>> START
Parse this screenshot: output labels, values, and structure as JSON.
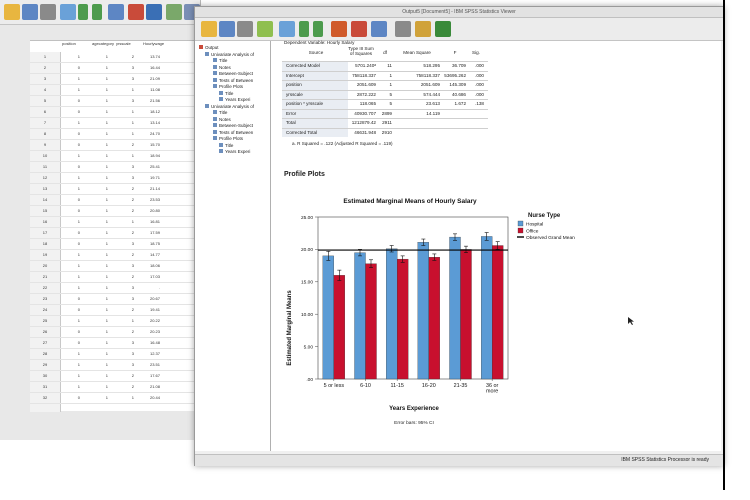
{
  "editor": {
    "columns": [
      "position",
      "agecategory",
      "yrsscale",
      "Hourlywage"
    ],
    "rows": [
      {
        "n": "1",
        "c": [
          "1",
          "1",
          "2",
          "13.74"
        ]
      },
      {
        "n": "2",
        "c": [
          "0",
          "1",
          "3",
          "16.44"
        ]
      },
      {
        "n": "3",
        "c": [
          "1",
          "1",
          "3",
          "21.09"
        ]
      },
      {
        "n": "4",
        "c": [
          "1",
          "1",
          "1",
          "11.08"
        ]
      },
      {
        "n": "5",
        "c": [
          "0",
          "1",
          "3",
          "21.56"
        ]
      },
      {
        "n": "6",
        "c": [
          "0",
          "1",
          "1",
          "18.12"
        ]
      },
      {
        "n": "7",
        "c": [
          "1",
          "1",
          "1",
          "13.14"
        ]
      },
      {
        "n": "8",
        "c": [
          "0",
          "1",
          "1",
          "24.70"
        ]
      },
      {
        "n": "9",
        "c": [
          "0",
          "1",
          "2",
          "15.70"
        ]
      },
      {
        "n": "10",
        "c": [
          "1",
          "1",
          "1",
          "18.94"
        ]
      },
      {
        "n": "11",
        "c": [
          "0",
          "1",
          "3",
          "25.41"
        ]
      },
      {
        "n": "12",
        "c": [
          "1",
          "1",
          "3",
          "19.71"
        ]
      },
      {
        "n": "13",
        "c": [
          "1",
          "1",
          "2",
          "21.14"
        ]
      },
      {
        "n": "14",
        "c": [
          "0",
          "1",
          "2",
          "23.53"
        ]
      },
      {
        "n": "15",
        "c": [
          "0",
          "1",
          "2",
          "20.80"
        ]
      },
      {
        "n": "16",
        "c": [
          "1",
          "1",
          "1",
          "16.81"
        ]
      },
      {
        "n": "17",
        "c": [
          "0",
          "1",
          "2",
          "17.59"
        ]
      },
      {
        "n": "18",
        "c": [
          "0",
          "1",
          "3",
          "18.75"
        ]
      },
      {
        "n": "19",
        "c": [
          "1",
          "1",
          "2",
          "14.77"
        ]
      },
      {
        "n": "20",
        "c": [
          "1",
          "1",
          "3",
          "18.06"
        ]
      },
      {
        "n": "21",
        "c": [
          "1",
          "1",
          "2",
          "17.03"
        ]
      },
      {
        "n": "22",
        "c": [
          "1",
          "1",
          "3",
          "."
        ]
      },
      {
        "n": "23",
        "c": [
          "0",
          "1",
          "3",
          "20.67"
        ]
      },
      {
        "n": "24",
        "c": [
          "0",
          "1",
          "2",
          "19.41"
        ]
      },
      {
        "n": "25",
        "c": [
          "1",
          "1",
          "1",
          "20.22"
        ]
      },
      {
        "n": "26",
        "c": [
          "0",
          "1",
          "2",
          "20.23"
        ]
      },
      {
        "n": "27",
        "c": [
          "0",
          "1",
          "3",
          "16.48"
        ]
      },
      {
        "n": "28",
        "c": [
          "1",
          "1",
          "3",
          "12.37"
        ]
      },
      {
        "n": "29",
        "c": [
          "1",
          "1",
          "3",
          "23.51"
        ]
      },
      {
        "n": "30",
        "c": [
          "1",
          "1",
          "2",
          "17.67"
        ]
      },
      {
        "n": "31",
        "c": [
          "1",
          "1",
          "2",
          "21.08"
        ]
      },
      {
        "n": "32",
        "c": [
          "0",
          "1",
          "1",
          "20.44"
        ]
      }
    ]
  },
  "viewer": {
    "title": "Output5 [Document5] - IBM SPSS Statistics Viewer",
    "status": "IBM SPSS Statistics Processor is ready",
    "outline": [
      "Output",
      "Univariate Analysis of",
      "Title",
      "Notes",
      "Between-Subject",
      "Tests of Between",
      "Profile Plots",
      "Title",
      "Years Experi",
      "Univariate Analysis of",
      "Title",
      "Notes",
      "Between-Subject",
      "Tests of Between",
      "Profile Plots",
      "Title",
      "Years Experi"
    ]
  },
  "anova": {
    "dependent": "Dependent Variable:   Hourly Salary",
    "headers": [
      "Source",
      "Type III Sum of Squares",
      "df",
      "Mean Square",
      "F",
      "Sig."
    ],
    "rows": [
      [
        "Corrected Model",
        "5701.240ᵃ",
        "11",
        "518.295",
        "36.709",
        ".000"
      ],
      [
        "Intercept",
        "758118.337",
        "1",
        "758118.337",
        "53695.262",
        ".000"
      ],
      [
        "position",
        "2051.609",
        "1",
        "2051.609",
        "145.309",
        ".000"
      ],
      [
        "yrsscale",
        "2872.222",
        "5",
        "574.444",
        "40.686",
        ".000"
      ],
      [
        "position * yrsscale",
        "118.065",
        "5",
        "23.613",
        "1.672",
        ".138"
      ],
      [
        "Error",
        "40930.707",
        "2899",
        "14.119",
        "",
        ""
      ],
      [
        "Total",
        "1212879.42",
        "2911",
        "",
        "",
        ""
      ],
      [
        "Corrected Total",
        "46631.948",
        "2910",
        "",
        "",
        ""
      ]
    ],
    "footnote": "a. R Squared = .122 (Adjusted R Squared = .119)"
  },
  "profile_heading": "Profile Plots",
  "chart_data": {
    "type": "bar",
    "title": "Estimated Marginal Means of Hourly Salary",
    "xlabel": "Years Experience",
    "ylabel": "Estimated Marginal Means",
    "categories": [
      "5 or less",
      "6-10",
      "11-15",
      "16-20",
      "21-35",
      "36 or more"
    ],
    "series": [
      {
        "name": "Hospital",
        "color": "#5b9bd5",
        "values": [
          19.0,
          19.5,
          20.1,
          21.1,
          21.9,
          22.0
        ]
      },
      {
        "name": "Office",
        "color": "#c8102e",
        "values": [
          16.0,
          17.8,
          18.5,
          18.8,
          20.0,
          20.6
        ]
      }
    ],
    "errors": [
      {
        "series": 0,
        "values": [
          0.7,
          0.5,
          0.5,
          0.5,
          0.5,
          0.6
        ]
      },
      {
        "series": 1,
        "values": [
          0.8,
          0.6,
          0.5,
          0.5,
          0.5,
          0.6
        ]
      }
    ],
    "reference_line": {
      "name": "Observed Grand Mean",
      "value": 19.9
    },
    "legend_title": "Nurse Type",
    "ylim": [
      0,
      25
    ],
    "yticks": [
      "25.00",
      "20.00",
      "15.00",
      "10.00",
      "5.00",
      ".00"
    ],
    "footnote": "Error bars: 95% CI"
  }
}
>> END
Copy the material shown above in full and exactly. Skip the pictures.

Parse this screenshot: output labels, values, and structure as JSON.
{
  "editor": {
    "columns": [
      "position",
      "agecategory",
      "yrsscale",
      "Hourlywage"
    ],
    "rows": [
      {
        "n": "1",
        "c": [
          "1",
          "1",
          "2",
          "13.74"
        ]
      },
      {
        "n": "2",
        "c": [
          "0",
          "1",
          "3",
          "16.44"
        ]
      },
      {
        "n": "3",
        "c": [
          "1",
          "1",
          "3",
          "21.09"
        ]
      },
      {
        "n": "4",
        "c": [
          "1",
          "1",
          "1",
          "11.08"
        ]
      },
      {
        "n": "5",
        "c": [
          "0",
          "1",
          "3",
          "21.56"
        ]
      },
      {
        "n": "6",
        "c": [
          "0",
          "1",
          "1",
          "18.12"
        ]
      },
      {
        "n": "7",
        "c": [
          "1",
          "1",
          "1",
          "13.14"
        ]
      },
      {
        "n": "8",
        "c": [
          "0",
          "1",
          "1",
          "24.70"
        ]
      },
      {
        "n": "9",
        "c": [
          "0",
          "1",
          "2",
          "15.70"
        ]
      },
      {
        "n": "10",
        "c": [
          "1",
          "1",
          "1",
          "18.94"
        ]
      },
      {
        "n": "11",
        "c": [
          "0",
          "1",
          "3",
          "25.41"
        ]
      },
      {
        "n": "12",
        "c": [
          "1",
          "1",
          "3",
          "19.71"
        ]
      },
      {
        "n": "13",
        "c": [
          "1",
          "1",
          "2",
          "21.14"
        ]
      },
      {
        "n": "14",
        "c": [
          "0",
          "1",
          "2",
          "23.53"
        ]
      },
      {
        "n": "15",
        "c": [
          "0",
          "1",
          "2",
          "20.80"
        ]
      },
      {
        "n": "16",
        "c": [
          "1",
          "1",
          "1",
          "16.81"
        ]
      },
      {
        "n": "17",
        "c": [
          "0",
          "1",
          "2",
          "17.59"
        ]
      },
      {
        "n": "18",
        "c": [
          "0",
          "1",
          "3",
          "18.75"
        ]
      },
      {
        "n": "19",
        "c": [
          "1",
          "1",
          "2",
          "14.77"
        ]
      },
      {
        "n": "20",
        "c": [
          "1",
          "1",
          "3",
          "18.06"
        ]
      },
      {
        "n": "21",
        "c": [
          "1",
          "1",
          "2",
          "17.03"
        ]
      },
      {
        "n": "22",
        "c": [
          "1",
          "1",
          "3",
          "."
        ]
      },
      {
        "n": "23",
        "c": [
          "0",
          "1",
          "3",
          "20.67"
        ]
      },
      {
        "n": "24",
        "c": [
          "0",
          "1",
          "2",
          "19.41"
        ]
      },
      {
        "n": "25",
        "c": [
          "1",
          "1",
          "1",
          "20.22"
        ]
      },
      {
        "n": "26",
        "c": [
          "0",
          "1",
          "2",
          "20.23"
        ]
      },
      {
        "n": "27",
        "c": [
          "0",
          "1",
          "3",
          "16.48"
        ]
      },
      {
        "n": "28",
        "c": [
          "1",
          "1",
          "3",
          "12.37"
        ]
      },
      {
        "n": "29",
        "c": [
          "1",
          "1",
          "3",
          "23.51"
        ]
      },
      {
        "n": "30",
        "c": [
          "1",
          "1",
          "2",
          "17.67"
        ]
      },
      {
        "n": "31",
        "c": [
          "1",
          "1",
          "2",
          "21.08"
        ]
      },
      {
        "n": "32",
        "c": [
          "0",
          "1",
          "1",
          "20.44"
        ]
      }
    ]
  },
  "viewer": {
    "title": "Output5 [Document5] - IBM SPSS Statistics Viewer",
    "status": "IBM SPSS Statistics Processor is ready",
    "outline": [
      "Output",
      "Univariate Analysis of",
      "Title",
      "Notes",
      "Between-Subject",
      "Tests of Between",
      "Profile Plots",
      "Title",
      "Years Experi",
      "Univariate Analysis of",
      "Title",
      "Notes",
      "Between-Subject",
      "Tests of Between",
      "Profile Plots",
      "Title",
      "Years Experi"
    ]
  },
  "anova": {
    "dependent": "Dependent Variable:   Hourly Salary",
    "headers": [
      "Source",
      "Type III Sum of Squares",
      "df",
      "Mean Square",
      "F",
      "Sig."
    ],
    "rows": [
      [
        "Corrected Model",
        "5701.240ᵃ",
        "11",
        "518.295",
        "36.709",
        ".000"
      ],
      [
        "Intercept",
        "758118.337",
        "1",
        "758118.337",
        "53695.262",
        ".000"
      ],
      [
        "position",
        "2051.609",
        "1",
        "2051.609",
        "145.309",
        ".000"
      ],
      [
        "yrsscale",
        "2872.222",
        "5",
        "574.444",
        "40.686",
        ".000"
      ],
      [
        "position * yrsscale",
        "118.065",
        "5",
        "23.613",
        "1.672",
        ".138"
      ],
      [
        "Error",
        "40930.707",
        "2899",
        "14.119",
        "",
        ""
      ],
      [
        "Total",
        "1212879.42",
        "2911",
        "",
        "",
        ""
      ],
      [
        "Corrected Total",
        "46631.948",
        "2910",
        "",
        "",
        ""
      ]
    ],
    "footnote": "a. R Squared = .122 (Adjusted R Squared = .119)"
  },
  "profile_heading": "Profile Plots",
  "chart_data": {
    "type": "bar",
    "title": "Estimated Marginal Means of Hourly Salary",
    "xlabel": "Years Experience",
    "ylabel": "Estimated Marginal Means",
    "categories": [
      "5 or less",
      "6-10",
      "11-15",
      "16-20",
      "21-35",
      "36 or more"
    ],
    "series": [
      {
        "name": "Hospital",
        "color": "#5b9bd5",
        "values": [
          19.0,
          19.5,
          20.1,
          21.1,
          21.9,
          22.0
        ]
      },
      {
        "name": "Office",
        "color": "#c8102e",
        "values": [
          16.0,
          17.8,
          18.5,
          18.8,
          20.0,
          20.6
        ]
      }
    ],
    "errors": [
      {
        "series": 0,
        "values": [
          0.7,
          0.5,
          0.5,
          0.5,
          0.5,
          0.6
        ]
      },
      {
        "series": 1,
        "values": [
          0.8,
          0.6,
          0.5,
          0.5,
          0.5,
          0.6
        ]
      }
    ],
    "reference_line": {
      "name": "Observed Grand Mean",
      "value": 19.9
    },
    "legend_title": "Nurse Type",
    "ylim": [
      0,
      25
    ],
    "yticks": [
      "25.00",
      "20.00",
      "15.00",
      "10.00",
      "5.00",
      ".00"
    ],
    "footnote": "Error bars: 95% CI"
  }
}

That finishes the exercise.